# START OF THE INPUT

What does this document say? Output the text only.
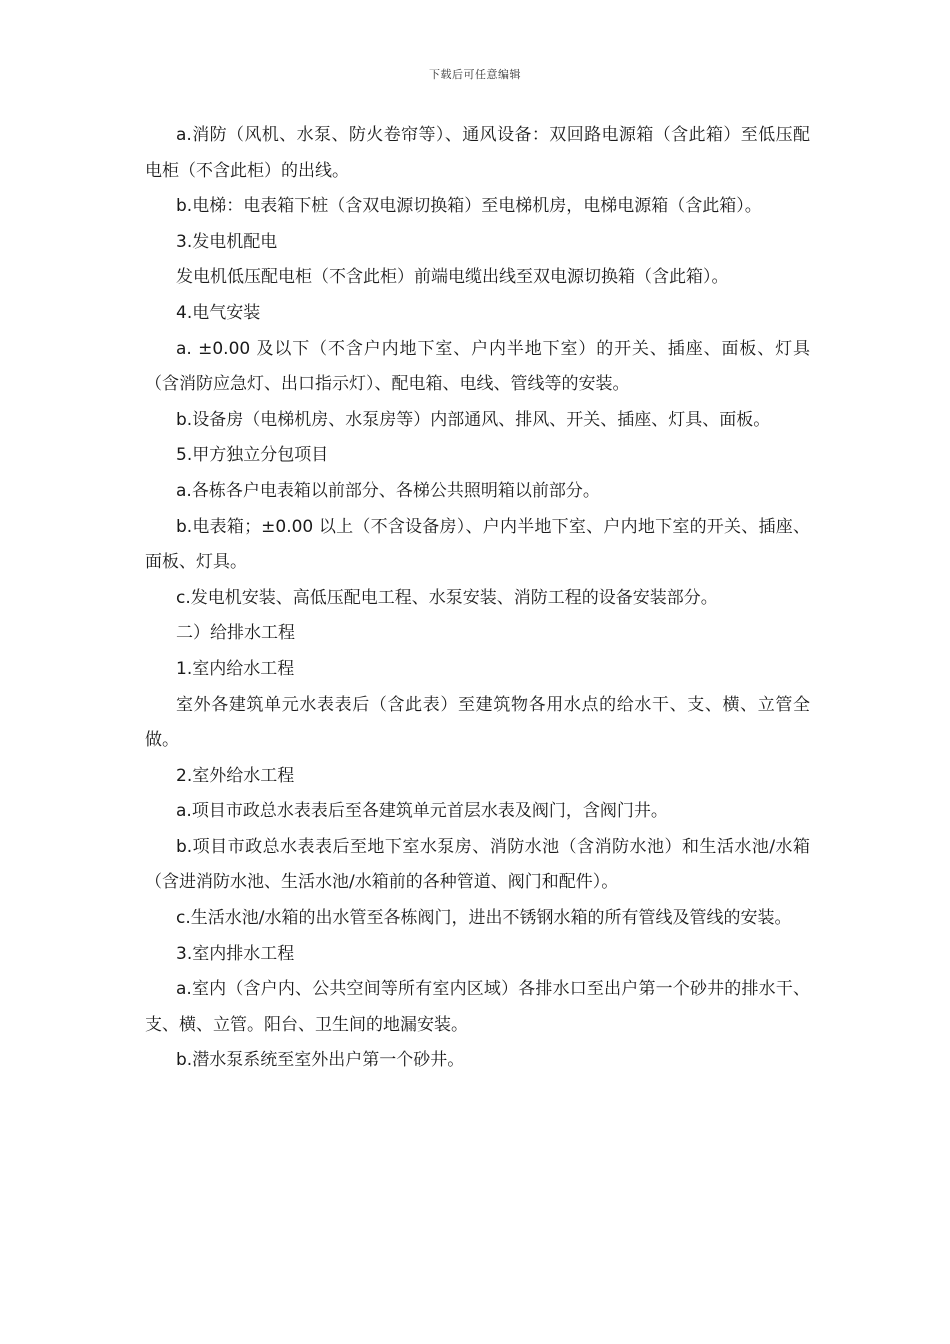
下载后可任意编辑

a.消防（风机、水泵、防火卷帘等）、通风设备：双回路电源箱（含此箱）至低压配电柜（不含此柜）的出线。

b.电梯：电表箱下桩（含双电源切换箱）至电梯机房，电梯电源箱（含此箱）。

3.发电机配电

发电机低压配电柜（不含此柜）前端电缆出线至双电源切换箱（含此箱）。

4.电气安装

a. ±0.00 及以下（不含户内地下室、户内半地下室）的开关、插座、面板、灯具（含消防应急灯、出口指示灯）、配电箱、电线、管线等的安装。

b.设备房（电梯机房、水泵房等）内部通风、排风、开关、插座、灯具、面板。

5.甲方独立分包项目

a.各栋各户电表箱以前部分、各梯公共照明箱以前部分。

b.电表箱；±0.00 以上（不含设备房）、户内半地下室、户内地下室的开关、插座、面板、灯具。

c.发电机安装、高低压配电工程、水泵安装、消防工程的设备安装部分。

二）给排水工程

1.室内给水工程

室外各建筑单元水表表后（含此表）至建筑物各用水点的给水干、支、横、立管全做。

2.室外给水工程

a.项目市政总水表表后至各建筑单元首层水表及阀门，含阀门井。

b.项目市政总水表表后至地下室水泵房、消防水池（含消防水池）和生活水池/水箱（含进消防水池、生活水池/水箱前的各种管道、阀门和配件）。

c.生活水池/水箱的出水管至各栋阀门，进出不锈钢水箱的所有管线及管线的安装。

3.室内排水工程

a.室内（含户内、公共空间等所有室内区域）各排水口至出户第一个砂井的排水干、支、横、立管。阳台、卫生间的地漏安装。

b.潜水泵系统至室外出户第一个砂井。
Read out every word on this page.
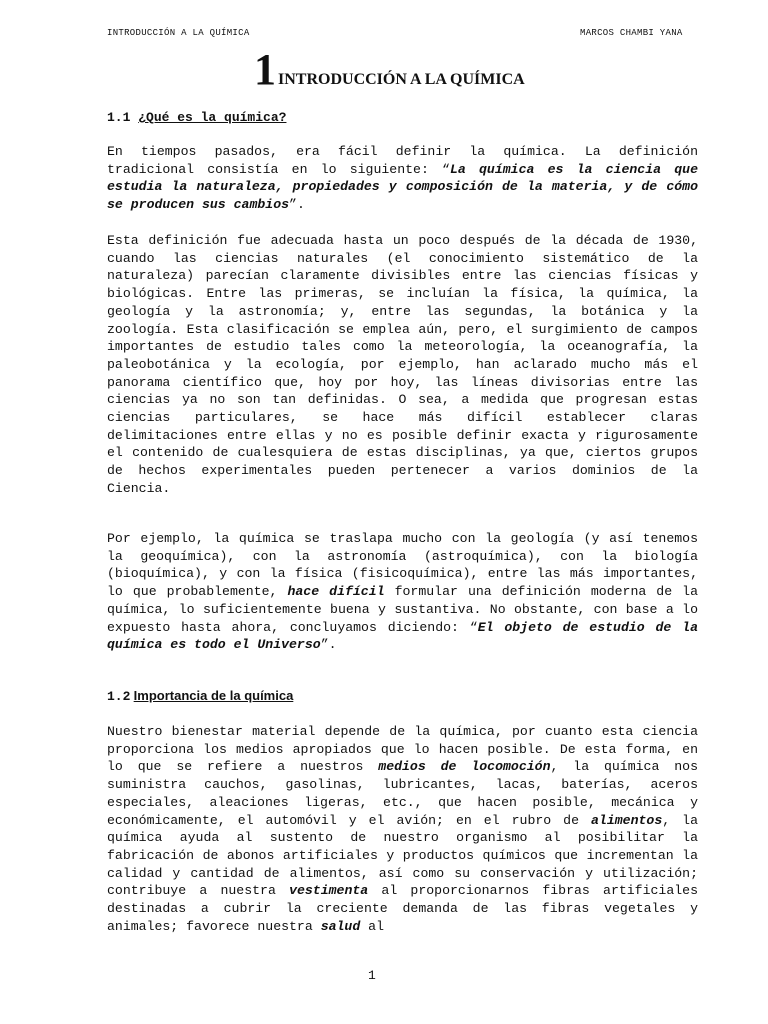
INTRODUCCIÓN A LA QUÍMICA	MARCOS CHAMBI YANA
1 INTRODUCCIÓN A LA QUÍMICA
1.1 ¿Qué es la química?

En tiempos pasados, era fácil definir la química. La definición tradicional consistía en lo siguiente: “La química es la ciencia que estudia la naturaleza, propiedades y composición de la materia, y de cómo se producen sus cambios”.

Esta definición fue adecuada hasta un poco después de la década de 1930, cuando las ciencias naturales (el conocimiento sistemático de la naturaleza) parecían claramente divisibles entre las ciencias físicas y biológicas. Entre las primeras, se incluían la física, la química, la geología y la astronomía; y, entre las segundas, la botánica y la zoología. Esta clasificación se emplea aún, pero, el surgimiento de campos importantes de estudio tales como la meteorología, la oceanografía, la paleobotánica y la ecología, por ejemplo, han aclarado mucho más el panorama científico que, hoy por hoy, las líneas divisorias entre las ciencias ya no son tan definidas. O sea, a medida que progresan estas ciencias particulares, se hace más difícil establecer claras delimitaciones entre ellas y no es posible definir exacta y rigurosamente el contenido de cualesquiera de estas disciplinas, ya que, ciertos grupos de hechos experimentales pueden pertenecer a varios dominios de la Ciencia.

Por ejemplo, la química se traslapa mucho con la geología (y así tenemos la geoquímica), con la astronomía (astroquímica), con la biología (bioquímica), y con la física (fisicoquímica), entre las más importantes, lo que probablemente, hace difícil formular una definición moderna de la química, lo suficientemente buena y sustantiva. No obstante, con base a lo expuesto hasta ahora, concluyamos diciendo: “El objeto de estudio de la química es todo el Universo”.

1.2 Importancia de la química

Nuestro bienestar material depende de la química, por cuanto esta ciencia proporciona los medios apropiados que lo hacen posible. De esta forma, en lo que se refiere a nuestros medios de locomoción, la química nos suministra cauchos, gasolinas, lubricantes, lacas, baterías, aceros especiales, aleaciones ligeras, etc., que hacen posible, mecánica y económicamente, el automóvil y el avión; en el rubro de alimentos, la química ayuda al sustento de nuestro organismo al posibilitar la fabricación de abonos artificiales y productos químicos que incrementan la calidad y cantidad de alimentos, así como su conservación y utilización; contribuye a nuestra vestimenta al proporcionarnos fibras artificiales destinadas a cubrir la creciente demanda de las fibras vegetales y animales; favorece nuestra salud al

1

# END OF THE INPUT

### TASK DESCRIPTION:
Track down every line of the material containing the string "户内半地下室", and copy it.

### WRITTEN SOLUTION:
a. ±0.00 及以下（不含户内地下室、户内半地下室）的开关、插座、面板、灯具（含消防应急灯、出口指示灯）、配电箱、电线、管线等的安装。
b.电表箱；±0.00 以上（不含设备房）、户内半地下室、户内地下室的开关、插座、面板、灯具。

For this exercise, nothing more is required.